#### [Excerpted passage]

.....

BSM Probability Fall, 2008

Probability Theory (PRO) Syllabus

Fall Semester, Academic Year 2008-2009

  T 10:30 - 11:15am, W 10:15am - 12:00, Room 104
Office hour: T 11:15am - 12:00, Room 104

Márton Balázs
Tel:463 1111, ext. 5904
Office outside BSM:Budapest University of Technology and Economics (BME)
(just in case)Office 3a, fifth floor, Building H, 1 Egry József u., 1111 Budapest
Text is:A First Course in Probability, Seventh Edition by S. Ross
Final Exam:2:15pm, Thursday December 11, room 105.

Prerequisite: A calculus sequence.

Course Description: This is a first course on the mathematical phenomenon of uncertainty and techniques used to handle them. Not only being challenging itself, this field is of increasing interest in many areas of engineering, economical, physical, biological and sociological sciences as well. In this course we cover the basic notions and methods of probability theory, also giving emphasize on examples, applications and problem solving. Briefly, the topics include probability in discrete sample spaces, methods of enumeration (combinatorics), conditional probability and independence, random variables, properties of expectations, the Weak Law of Large Numbers, and the Central Limit Theorem. A detailed course schedule can be downloaded from here.

.....

#### [Records]

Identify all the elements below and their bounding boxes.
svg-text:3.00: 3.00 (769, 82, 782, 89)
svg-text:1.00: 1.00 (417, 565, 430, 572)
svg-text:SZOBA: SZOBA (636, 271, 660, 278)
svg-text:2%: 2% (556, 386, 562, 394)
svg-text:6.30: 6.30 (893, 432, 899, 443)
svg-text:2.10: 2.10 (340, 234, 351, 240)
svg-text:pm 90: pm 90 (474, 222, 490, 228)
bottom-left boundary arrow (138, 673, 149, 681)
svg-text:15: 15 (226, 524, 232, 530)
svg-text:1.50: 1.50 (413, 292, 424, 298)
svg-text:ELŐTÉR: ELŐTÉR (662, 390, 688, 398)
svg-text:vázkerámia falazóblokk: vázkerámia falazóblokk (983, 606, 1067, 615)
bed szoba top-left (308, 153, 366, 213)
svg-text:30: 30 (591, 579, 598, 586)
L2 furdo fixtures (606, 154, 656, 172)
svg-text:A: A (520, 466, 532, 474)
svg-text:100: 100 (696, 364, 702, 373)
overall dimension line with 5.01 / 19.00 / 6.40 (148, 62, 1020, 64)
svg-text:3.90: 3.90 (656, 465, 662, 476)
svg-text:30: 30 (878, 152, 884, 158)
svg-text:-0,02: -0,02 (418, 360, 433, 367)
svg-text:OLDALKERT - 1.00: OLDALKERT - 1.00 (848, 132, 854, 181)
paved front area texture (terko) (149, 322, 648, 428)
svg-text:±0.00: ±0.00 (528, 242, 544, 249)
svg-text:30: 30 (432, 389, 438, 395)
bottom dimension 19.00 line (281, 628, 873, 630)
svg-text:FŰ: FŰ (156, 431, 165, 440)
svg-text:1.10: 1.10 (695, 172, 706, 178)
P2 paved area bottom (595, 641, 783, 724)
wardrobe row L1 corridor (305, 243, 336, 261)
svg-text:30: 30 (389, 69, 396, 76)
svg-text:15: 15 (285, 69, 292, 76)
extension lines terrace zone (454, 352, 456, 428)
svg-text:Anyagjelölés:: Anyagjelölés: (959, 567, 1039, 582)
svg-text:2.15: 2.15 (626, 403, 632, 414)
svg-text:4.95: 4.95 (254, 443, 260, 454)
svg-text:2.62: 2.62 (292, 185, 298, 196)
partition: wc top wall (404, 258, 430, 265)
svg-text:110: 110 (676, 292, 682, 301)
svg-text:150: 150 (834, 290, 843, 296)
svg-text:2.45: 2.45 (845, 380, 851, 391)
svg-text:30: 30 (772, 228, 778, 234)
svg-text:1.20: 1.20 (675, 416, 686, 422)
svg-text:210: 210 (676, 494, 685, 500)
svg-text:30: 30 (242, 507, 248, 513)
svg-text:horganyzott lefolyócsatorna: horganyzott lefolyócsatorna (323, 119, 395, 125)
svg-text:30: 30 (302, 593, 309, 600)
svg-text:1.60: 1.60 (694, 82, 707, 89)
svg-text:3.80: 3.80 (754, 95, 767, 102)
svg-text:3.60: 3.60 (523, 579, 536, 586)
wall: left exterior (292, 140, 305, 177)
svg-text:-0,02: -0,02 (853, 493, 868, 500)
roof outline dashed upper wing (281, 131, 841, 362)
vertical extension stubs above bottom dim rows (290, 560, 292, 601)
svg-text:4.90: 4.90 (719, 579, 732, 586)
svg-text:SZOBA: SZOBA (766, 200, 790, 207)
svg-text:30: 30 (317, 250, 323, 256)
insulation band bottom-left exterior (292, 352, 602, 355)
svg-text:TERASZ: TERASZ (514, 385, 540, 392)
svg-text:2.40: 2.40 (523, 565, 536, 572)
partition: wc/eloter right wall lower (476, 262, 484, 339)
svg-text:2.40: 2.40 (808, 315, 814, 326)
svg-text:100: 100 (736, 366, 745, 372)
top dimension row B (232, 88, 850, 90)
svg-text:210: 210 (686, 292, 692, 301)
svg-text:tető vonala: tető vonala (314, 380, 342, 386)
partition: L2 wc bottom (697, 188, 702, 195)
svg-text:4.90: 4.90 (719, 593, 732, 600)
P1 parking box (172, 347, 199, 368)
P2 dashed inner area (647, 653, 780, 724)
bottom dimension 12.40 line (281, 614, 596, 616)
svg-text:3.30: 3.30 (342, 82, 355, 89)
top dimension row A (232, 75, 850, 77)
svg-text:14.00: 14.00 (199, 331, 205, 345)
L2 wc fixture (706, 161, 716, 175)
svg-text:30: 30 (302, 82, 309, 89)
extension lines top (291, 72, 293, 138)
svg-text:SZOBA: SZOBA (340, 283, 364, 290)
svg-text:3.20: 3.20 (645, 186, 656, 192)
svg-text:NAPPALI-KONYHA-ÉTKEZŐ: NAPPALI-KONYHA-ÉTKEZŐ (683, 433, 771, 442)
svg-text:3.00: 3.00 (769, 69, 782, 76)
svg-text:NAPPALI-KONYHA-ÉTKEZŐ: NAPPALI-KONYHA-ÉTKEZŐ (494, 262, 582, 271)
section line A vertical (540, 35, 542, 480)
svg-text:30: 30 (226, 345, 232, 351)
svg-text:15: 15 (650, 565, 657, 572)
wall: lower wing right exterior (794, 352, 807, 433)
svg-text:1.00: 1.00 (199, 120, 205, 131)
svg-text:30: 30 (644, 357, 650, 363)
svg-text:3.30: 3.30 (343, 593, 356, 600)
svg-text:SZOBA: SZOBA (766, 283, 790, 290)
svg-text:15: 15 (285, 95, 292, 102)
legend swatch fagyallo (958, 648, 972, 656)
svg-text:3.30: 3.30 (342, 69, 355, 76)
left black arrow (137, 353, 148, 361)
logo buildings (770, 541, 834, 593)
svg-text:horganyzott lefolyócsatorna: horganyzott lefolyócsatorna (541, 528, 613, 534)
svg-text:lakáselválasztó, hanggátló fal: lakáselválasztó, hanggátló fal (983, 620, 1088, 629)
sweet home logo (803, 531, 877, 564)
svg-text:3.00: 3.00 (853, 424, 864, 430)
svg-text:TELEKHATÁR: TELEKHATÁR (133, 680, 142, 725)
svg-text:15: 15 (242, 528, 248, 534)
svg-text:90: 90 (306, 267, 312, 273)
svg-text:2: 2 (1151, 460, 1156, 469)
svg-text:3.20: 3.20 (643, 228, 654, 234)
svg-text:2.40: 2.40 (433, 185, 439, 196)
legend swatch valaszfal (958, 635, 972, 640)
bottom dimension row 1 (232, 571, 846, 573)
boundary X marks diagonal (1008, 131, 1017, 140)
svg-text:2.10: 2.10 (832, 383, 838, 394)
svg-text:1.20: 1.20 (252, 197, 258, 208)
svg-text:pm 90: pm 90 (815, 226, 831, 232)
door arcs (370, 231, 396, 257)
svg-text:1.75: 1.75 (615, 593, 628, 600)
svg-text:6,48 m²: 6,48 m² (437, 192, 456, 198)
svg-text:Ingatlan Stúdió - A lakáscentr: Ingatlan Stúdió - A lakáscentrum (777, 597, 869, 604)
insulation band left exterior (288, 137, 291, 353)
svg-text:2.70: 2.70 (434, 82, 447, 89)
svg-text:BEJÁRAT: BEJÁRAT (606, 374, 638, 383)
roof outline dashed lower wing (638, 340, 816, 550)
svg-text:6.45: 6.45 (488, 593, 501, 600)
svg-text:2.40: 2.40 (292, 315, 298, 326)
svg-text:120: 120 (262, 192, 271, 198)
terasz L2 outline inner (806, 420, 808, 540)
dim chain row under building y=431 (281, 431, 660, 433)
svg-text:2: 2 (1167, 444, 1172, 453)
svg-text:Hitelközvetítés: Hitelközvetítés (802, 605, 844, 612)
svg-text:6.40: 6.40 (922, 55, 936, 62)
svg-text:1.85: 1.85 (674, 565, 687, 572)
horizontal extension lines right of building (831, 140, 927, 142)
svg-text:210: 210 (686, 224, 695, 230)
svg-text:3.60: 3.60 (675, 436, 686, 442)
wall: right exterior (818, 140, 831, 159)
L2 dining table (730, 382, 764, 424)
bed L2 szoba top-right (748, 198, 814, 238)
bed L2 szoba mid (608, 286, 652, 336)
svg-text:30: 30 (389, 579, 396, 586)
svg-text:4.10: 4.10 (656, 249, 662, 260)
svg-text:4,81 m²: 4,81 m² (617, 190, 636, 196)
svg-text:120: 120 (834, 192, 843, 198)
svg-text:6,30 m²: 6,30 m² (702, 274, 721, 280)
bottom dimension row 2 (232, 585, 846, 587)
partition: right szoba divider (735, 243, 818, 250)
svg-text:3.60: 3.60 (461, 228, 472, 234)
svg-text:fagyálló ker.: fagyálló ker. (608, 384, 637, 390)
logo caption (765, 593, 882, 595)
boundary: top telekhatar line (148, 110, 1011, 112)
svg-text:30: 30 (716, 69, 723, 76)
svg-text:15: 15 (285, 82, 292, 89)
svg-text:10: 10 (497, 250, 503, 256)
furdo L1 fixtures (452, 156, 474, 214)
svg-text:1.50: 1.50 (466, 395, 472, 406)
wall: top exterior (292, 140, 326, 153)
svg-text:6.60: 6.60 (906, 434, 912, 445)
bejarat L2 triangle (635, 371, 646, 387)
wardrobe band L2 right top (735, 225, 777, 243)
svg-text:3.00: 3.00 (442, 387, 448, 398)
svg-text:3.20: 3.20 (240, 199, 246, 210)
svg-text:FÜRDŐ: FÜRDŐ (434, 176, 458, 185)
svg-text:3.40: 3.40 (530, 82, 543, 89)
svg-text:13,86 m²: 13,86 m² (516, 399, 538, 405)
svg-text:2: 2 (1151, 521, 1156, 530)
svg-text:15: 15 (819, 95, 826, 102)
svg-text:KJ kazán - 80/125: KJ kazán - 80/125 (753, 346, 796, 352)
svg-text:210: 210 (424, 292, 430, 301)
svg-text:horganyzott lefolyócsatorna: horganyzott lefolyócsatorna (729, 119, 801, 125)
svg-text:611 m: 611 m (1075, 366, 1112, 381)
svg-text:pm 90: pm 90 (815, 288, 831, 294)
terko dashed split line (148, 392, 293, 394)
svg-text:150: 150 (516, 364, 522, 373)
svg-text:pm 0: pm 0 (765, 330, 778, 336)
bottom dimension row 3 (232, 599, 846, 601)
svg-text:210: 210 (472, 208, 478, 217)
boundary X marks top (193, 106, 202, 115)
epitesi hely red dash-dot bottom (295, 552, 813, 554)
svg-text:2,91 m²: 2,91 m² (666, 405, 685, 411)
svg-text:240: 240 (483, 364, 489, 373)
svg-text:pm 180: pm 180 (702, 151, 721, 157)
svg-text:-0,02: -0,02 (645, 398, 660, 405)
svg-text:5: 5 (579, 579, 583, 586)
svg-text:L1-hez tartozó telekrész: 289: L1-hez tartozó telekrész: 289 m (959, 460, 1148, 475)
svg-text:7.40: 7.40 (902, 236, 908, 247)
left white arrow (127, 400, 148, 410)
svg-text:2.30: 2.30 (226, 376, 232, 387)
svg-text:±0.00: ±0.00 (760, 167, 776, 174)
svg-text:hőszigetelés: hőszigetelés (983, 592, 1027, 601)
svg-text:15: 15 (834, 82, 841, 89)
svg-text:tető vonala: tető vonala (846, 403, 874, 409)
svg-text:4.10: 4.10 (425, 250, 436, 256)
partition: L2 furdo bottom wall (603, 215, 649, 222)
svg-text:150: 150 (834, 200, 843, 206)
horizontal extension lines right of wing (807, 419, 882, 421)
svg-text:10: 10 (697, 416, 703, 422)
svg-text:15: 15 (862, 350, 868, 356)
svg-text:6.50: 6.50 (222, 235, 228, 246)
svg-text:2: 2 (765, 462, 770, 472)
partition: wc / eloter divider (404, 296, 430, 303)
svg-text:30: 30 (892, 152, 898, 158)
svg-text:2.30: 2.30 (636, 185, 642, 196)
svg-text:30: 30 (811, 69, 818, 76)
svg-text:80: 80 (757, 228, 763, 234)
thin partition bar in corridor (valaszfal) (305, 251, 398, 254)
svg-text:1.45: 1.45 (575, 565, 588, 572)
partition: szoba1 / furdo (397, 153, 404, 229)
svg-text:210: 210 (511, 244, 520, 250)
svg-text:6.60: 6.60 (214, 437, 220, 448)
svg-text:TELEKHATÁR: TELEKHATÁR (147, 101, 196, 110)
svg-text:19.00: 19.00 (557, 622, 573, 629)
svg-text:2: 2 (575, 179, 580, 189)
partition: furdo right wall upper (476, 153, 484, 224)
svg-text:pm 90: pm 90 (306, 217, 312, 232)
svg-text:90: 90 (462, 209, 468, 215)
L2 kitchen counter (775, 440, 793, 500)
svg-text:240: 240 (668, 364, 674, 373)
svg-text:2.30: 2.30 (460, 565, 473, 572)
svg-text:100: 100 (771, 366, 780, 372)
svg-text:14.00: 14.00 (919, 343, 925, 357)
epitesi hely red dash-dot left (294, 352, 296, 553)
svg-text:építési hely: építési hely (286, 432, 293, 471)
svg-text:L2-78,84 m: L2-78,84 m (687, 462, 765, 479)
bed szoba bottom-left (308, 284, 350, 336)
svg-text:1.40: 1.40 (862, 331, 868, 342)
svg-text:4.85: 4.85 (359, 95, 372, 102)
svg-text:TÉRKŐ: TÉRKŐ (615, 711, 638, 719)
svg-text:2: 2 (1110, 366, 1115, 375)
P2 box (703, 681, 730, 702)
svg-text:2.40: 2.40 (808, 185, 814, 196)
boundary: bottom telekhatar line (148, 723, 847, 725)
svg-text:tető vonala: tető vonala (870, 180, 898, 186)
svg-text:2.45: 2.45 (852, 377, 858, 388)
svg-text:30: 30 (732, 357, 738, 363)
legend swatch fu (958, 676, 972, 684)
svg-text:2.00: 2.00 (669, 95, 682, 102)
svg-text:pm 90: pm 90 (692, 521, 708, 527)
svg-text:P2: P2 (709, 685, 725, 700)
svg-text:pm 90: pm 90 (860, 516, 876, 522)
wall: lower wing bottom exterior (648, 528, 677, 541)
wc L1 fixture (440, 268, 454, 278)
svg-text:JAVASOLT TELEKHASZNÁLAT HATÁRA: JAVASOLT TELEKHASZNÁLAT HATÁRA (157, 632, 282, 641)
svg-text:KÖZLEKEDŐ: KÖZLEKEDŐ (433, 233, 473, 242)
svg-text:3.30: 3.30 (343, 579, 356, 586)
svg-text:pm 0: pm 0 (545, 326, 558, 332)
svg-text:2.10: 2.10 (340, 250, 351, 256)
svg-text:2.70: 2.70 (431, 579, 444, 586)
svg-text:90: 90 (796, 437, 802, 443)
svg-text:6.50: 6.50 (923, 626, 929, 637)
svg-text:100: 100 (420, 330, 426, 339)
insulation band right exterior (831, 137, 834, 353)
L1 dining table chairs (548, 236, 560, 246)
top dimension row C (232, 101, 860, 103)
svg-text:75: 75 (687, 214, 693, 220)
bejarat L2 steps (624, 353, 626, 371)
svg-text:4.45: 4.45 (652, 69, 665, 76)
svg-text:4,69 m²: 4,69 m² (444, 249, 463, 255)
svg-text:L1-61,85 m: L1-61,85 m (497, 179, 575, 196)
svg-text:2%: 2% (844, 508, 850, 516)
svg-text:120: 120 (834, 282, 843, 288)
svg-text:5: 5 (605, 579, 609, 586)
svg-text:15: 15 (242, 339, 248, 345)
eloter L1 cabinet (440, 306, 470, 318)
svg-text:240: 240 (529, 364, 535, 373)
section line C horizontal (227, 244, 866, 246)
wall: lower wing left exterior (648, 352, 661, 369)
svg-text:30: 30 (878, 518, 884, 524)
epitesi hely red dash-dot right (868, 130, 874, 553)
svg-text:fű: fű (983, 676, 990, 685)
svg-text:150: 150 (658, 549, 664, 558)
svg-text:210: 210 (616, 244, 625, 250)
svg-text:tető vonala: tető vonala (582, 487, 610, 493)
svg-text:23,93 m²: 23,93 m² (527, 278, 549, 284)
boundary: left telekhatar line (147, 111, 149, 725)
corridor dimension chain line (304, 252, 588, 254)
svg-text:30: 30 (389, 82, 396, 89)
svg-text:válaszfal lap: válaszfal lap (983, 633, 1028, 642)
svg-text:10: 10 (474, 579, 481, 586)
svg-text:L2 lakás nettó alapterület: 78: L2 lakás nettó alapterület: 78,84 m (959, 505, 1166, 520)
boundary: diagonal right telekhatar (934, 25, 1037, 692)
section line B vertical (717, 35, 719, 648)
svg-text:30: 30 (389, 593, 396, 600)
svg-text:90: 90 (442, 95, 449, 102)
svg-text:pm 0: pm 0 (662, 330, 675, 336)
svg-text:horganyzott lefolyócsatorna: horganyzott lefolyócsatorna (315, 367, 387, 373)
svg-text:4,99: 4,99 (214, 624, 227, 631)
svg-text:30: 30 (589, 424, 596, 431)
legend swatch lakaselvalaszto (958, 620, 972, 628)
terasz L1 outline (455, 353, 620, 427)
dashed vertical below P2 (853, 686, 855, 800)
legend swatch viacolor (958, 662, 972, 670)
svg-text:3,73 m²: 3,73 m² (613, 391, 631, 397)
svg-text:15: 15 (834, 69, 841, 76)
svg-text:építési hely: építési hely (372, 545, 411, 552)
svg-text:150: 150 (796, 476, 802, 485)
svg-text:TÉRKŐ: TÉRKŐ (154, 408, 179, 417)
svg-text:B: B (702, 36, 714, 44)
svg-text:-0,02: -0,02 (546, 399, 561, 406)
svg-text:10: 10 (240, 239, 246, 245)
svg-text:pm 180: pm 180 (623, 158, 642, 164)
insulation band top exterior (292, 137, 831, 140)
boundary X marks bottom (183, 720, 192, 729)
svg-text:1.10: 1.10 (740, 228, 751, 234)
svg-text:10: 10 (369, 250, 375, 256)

.....

#### [What this exercise asks]
1 > According to the probability course syllabus, when and where is the final exam held?
2 > Continue the probability course syllabus from the point where it ends.

#### [Task-by-task outputs]
1 > 2:15pm on Thursday, December 11, in room 105.

2 >
Probability is a conceptually difficult field, although it might seem easy and straightforward at first. One has to distinguish between very different mathematical objects, and find their connection to real-life situations within the same problem. Therefore it is very important to follow classes and deeply understand the material during the semester.

Grading and assignments: There will be two in-class exams, weekly homeworks to be handed in during the semester, and a final exam.

Grades will be based on the total of 800 points approximating the following standards:

    A∈[745, 775)
    A-∈[720, 745)
    B+∈[695, 720)
    B∈[665, 695)
    B-∈[640, 665)
    C+∈[615, 640)
    C∈[585, 615)
    C-∈[560, 585)
    D∈[480, 560)

Because of this standard, you are not in competition with your classmates nor does their performance influence positively or negatively your performance. You are encouraged to form study/problem groups with your classmates; things not clear to you may become obvious when you try to explain them to others or when you hear other points of view. Sometimes just verbalizing your mathematical thoughts can deepen your understanding. However, if you discuss with others the exercises, each person should write up her/his own version of the solution. Please note that much less can be learned by just understanding and writing up someone else's solution than by coming up (or even just trying to come up) with original ideas and solving the problem.